● **TO DO**
Copy, without any change, the lines in the items below, beginning with the line that contains "temperature-value: 16 [126,633,136,642]" and ending with the line that contains "temperature-value: 9 [351,208,356,217]". Include both of those lines.
>>>
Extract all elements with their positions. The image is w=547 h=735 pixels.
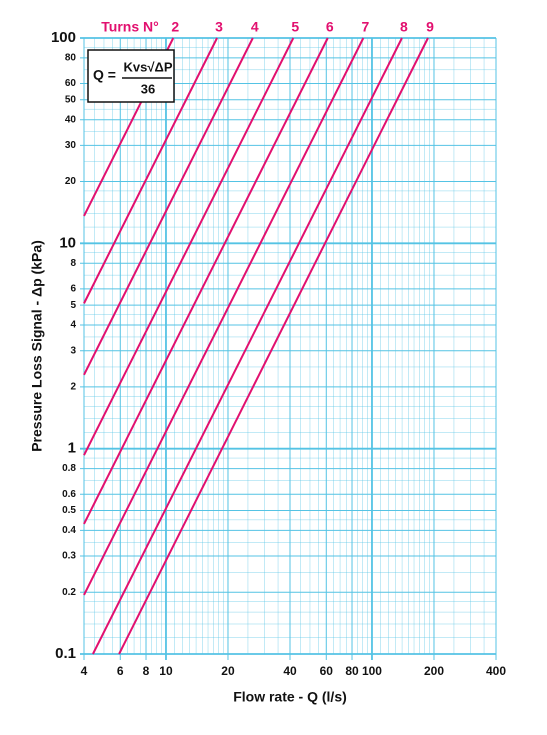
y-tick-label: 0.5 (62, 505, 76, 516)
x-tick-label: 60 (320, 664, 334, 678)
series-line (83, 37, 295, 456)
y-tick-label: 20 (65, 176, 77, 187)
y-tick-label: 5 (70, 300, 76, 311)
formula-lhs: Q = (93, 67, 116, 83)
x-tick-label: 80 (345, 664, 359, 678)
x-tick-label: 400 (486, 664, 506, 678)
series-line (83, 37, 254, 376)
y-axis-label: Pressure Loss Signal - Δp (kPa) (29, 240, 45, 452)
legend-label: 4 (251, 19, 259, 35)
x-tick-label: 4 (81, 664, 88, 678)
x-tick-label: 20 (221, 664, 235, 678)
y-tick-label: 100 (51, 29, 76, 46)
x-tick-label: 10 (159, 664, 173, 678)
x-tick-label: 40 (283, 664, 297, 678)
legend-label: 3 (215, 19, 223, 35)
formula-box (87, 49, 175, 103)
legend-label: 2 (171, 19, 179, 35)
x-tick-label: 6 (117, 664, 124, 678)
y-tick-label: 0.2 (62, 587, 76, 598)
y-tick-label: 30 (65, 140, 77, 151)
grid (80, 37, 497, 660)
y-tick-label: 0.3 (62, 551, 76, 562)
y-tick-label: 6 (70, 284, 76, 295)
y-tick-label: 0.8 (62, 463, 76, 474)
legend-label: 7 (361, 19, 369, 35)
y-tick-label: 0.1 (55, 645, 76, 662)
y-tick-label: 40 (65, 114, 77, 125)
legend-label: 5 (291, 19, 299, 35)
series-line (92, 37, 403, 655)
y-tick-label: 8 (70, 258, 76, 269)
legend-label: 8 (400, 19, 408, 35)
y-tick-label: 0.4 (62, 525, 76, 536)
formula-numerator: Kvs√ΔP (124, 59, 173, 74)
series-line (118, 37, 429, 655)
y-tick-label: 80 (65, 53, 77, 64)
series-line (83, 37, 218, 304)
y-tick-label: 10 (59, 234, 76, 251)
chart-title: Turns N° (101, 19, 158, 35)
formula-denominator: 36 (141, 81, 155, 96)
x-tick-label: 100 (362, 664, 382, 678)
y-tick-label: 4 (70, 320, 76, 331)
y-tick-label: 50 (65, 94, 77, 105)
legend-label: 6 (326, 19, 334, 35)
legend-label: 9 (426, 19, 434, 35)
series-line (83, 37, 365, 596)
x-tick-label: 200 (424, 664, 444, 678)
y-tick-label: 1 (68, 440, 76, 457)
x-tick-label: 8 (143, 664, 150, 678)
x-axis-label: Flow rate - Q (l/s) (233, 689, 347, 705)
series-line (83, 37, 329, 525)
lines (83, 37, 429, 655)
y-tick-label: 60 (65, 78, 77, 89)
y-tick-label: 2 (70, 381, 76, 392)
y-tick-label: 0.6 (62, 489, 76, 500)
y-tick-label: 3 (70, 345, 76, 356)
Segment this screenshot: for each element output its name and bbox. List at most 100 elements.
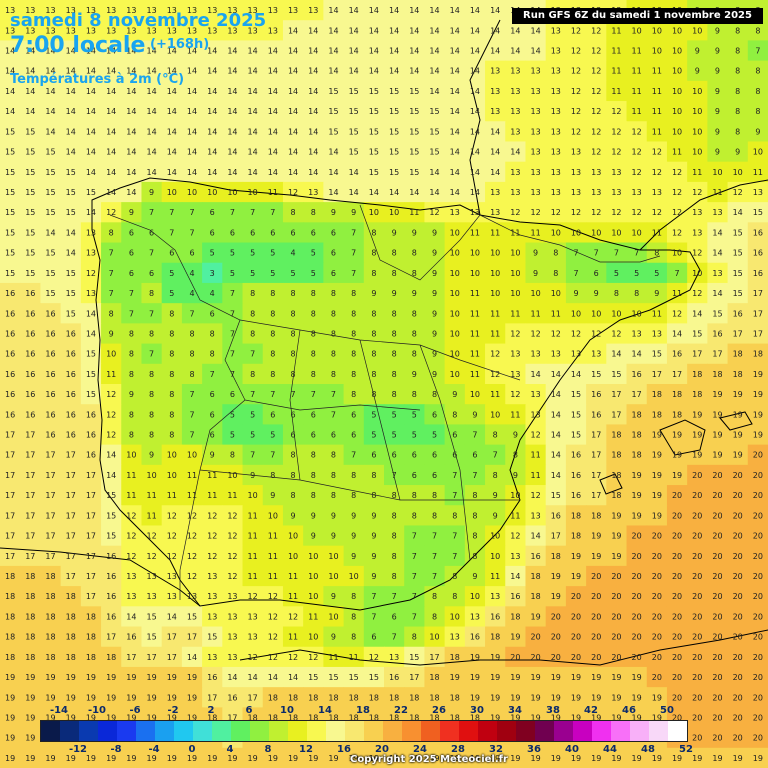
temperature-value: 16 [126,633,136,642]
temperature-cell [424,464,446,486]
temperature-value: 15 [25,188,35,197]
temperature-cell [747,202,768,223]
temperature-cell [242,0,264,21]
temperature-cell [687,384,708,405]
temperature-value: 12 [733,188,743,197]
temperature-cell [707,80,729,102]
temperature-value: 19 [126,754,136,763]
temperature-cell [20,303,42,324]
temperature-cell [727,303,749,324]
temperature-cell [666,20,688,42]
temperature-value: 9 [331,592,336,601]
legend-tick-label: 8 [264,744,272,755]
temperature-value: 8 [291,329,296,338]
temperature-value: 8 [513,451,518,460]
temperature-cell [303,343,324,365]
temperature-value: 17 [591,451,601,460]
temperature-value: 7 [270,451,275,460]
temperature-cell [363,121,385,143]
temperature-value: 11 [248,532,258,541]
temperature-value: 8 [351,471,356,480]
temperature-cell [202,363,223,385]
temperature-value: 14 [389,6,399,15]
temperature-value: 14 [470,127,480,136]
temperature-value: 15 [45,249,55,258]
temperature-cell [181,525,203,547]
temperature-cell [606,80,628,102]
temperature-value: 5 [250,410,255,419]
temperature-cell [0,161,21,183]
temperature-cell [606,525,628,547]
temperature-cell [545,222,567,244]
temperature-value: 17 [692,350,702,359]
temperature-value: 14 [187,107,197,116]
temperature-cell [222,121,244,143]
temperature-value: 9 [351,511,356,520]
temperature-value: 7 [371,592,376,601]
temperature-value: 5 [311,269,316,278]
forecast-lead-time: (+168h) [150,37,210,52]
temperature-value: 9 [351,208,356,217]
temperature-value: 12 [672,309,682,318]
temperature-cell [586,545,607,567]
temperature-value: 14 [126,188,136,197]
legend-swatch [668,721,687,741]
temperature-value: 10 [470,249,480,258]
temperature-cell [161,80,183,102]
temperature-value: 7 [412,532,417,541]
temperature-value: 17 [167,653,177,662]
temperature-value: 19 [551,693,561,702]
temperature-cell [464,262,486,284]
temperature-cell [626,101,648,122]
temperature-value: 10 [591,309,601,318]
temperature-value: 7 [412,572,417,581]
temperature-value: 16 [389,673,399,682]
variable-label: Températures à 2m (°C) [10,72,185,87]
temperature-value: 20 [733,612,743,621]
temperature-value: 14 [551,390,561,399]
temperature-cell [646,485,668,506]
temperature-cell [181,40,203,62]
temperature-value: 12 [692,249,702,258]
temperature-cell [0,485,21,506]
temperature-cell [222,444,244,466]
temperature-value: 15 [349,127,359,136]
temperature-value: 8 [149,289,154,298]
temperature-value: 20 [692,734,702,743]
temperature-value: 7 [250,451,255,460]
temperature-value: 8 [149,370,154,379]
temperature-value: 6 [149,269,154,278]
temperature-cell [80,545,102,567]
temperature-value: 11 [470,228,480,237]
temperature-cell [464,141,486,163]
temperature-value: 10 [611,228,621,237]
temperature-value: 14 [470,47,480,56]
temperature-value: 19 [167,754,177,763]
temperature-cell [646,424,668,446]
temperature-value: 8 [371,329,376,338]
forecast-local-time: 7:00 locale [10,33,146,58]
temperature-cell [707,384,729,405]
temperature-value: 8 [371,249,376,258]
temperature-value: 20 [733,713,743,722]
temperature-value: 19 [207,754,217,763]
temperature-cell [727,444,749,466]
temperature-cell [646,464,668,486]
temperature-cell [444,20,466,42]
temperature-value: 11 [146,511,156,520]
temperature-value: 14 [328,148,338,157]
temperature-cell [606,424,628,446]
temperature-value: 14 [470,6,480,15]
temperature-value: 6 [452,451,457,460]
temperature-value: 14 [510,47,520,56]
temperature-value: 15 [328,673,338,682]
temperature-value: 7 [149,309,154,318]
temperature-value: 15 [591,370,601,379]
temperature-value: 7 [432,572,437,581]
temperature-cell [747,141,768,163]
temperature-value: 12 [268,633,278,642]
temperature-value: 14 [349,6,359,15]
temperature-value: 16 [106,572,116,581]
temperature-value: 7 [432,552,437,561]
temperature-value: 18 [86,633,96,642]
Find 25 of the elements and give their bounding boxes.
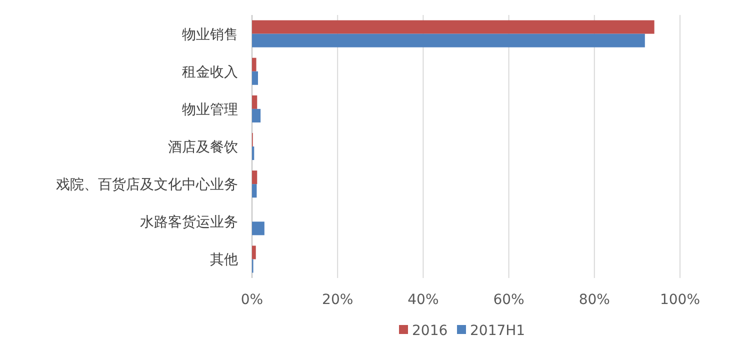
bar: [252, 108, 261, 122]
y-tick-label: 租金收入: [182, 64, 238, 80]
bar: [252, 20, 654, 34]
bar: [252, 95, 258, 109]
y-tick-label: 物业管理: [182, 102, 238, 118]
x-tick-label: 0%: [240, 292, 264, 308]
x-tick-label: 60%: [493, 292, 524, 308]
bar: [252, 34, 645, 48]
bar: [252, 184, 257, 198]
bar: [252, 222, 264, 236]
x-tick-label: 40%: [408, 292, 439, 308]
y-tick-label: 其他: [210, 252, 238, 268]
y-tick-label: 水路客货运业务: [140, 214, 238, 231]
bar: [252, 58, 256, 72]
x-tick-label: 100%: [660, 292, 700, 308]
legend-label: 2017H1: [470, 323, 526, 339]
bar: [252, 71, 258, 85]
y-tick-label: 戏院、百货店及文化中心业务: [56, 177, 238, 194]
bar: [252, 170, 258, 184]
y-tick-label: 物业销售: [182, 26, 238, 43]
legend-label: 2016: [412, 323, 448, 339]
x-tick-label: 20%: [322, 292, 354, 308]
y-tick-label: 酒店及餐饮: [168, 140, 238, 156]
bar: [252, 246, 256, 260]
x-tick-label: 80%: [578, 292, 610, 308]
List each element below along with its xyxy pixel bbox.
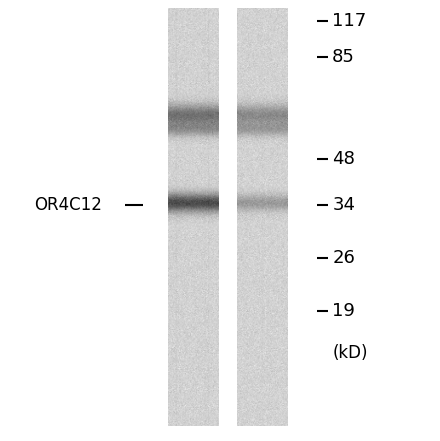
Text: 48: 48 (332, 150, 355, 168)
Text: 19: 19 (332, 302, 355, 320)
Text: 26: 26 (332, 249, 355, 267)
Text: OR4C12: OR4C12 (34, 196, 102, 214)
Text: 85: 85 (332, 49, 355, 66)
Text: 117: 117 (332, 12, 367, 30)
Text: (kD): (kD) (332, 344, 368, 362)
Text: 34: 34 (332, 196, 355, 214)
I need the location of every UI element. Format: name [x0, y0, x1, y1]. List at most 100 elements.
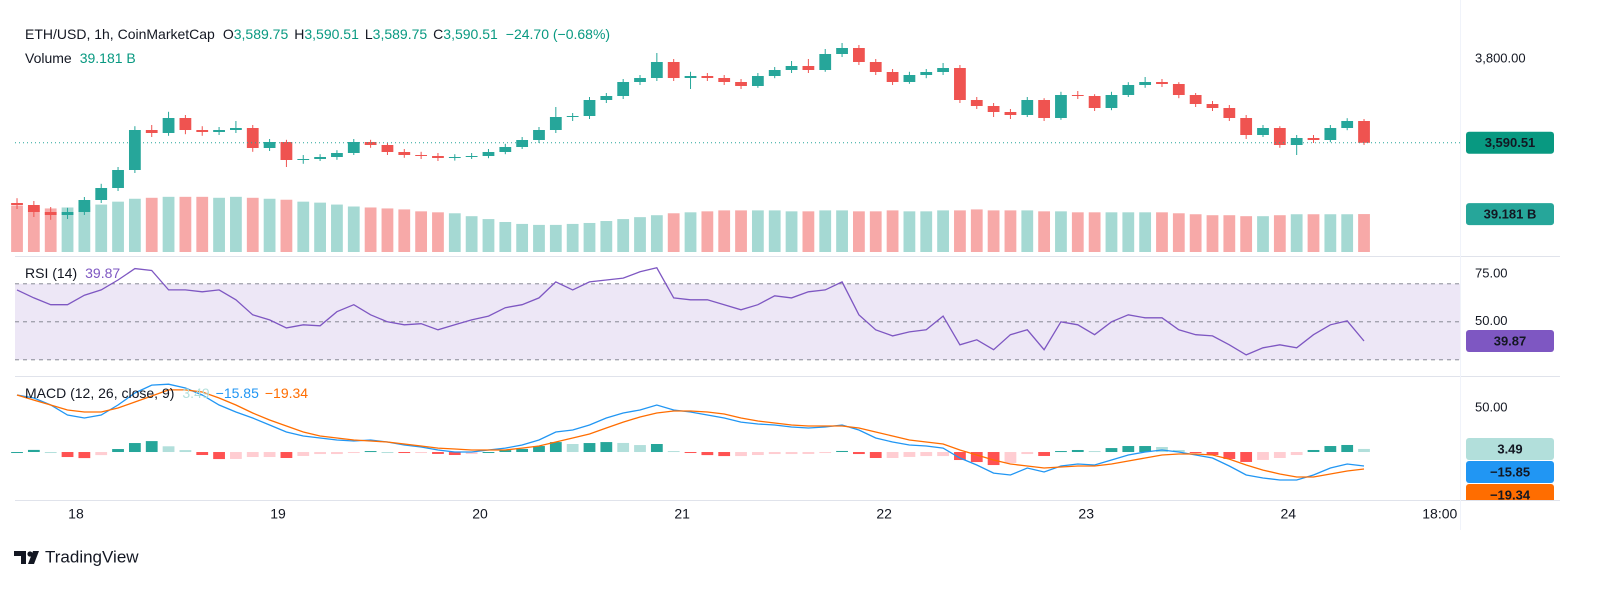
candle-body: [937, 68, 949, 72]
<<<
● **RESULT OF THE EXERCISE**
temperature-value: 16 [126,633,136,642]
temperature-cell [424,464,446,486]
temperature-value: 15 [25,188,35,197]
temperature-cell [747,202,768,223]
temperature-cell [242,0,264,21]
temperature-cell [687,384,708,405]
temperature-value: 12 [733,188,743,197]
temperature-cell [707,80,729,102]
temperature-value: 19 [126,754,136,763]
temperature-cell [20,303,42,324]
temperature-cell [727,303,749,324]
temperature-cell [666,20,688,42]
temperature-value: 9 [331,592,336,601]
legend-tick-label: 8 [264,744,272,755]
temperature-value: 8 [291,329,296,338]
temperature-value: 8 [513,451,518,460]
temperature-cell [303,343,324,365]
temperature-value: 17 [591,451,601,460]
temperature-value: 7 [270,451,275,460]
temperature-cell [363,121,385,143]
temperature-value: 11 [248,532,258,541]
temperature-value: 8 [351,471,356,480]
temperature-cell [202,363,223,385]
temperature-value: 14 [389,6,399,15]
temperature-value: 14 [470,127,480,136]
temperature-value: 15 [45,249,55,258]
temperature-cell [181,525,203,547]
temperature-cell [606,80,628,102]
temperature-value: 5 [250,410,255,419]
temperature-cell [0,161,21,183]
temperature-cell [606,525,628,547]
temperature-cell [545,222,567,244]
temperature-value: 17 [692,350,702,359]
temperature-value: 14 [187,107,197,116]
temperature-cell [222,121,244,143]
temperature-value: 9 [351,511,356,520]
temperature-value: 7 [371,592,376,601]
temperature-value: 5 [311,269,316,278]
forecast-lead-time: (+168h) [150,37,210,52]
temperature-value: 9 [351,208,356,217]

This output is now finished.